(Lines of data)
^^^^^^^^^^^^^^^^

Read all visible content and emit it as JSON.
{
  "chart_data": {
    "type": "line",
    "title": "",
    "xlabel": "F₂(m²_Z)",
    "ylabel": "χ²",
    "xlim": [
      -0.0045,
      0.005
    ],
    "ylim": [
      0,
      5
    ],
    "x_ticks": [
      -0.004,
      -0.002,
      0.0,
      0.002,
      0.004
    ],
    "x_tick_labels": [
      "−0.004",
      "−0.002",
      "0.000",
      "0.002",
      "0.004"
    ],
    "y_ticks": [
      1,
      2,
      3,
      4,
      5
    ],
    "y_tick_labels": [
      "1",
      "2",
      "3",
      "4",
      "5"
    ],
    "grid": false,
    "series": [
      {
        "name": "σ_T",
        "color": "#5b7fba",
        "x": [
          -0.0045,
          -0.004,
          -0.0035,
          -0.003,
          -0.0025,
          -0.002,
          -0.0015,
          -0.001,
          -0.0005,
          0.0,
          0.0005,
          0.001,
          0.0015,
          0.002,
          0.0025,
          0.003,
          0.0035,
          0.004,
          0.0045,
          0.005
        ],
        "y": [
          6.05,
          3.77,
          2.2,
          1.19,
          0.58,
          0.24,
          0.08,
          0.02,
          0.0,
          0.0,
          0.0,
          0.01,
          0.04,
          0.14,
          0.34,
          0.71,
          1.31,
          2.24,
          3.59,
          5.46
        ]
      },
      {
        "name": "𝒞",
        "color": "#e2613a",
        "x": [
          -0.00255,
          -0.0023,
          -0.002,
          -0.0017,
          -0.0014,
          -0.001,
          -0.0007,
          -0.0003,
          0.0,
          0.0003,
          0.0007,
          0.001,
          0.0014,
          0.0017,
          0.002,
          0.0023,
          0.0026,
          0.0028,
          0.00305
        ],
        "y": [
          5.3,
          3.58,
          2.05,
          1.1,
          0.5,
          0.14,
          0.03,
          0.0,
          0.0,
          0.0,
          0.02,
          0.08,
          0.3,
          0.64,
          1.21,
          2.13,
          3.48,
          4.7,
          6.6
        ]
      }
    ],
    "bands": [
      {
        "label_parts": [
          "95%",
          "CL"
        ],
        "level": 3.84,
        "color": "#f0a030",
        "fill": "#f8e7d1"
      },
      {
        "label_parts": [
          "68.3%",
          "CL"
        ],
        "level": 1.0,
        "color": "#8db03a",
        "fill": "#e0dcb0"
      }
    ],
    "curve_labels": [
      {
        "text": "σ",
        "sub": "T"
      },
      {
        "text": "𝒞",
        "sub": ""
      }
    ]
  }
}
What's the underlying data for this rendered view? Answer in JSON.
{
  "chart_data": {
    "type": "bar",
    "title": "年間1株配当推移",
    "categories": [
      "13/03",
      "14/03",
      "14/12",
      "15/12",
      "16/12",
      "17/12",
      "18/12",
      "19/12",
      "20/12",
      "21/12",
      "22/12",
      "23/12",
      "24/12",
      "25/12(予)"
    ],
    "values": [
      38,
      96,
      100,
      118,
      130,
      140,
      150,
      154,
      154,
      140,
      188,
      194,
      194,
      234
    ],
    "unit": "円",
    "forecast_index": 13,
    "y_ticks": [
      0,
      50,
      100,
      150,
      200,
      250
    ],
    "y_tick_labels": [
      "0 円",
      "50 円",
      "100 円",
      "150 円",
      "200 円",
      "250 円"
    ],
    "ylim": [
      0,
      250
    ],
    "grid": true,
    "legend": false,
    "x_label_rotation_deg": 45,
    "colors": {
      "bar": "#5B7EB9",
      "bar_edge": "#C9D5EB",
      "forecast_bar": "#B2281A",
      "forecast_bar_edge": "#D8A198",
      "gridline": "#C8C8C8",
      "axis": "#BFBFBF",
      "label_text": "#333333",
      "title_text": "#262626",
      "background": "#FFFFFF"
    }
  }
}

^^^^^^^^^^^^^^^^

▸ **What is expected**:
Search the data for "JSON" and list every line in which it occurs.

▸ **Exercise result**:
Read all visible content and emit it as JSON.
What's the underlying data for this rendered view? Answer in JSON.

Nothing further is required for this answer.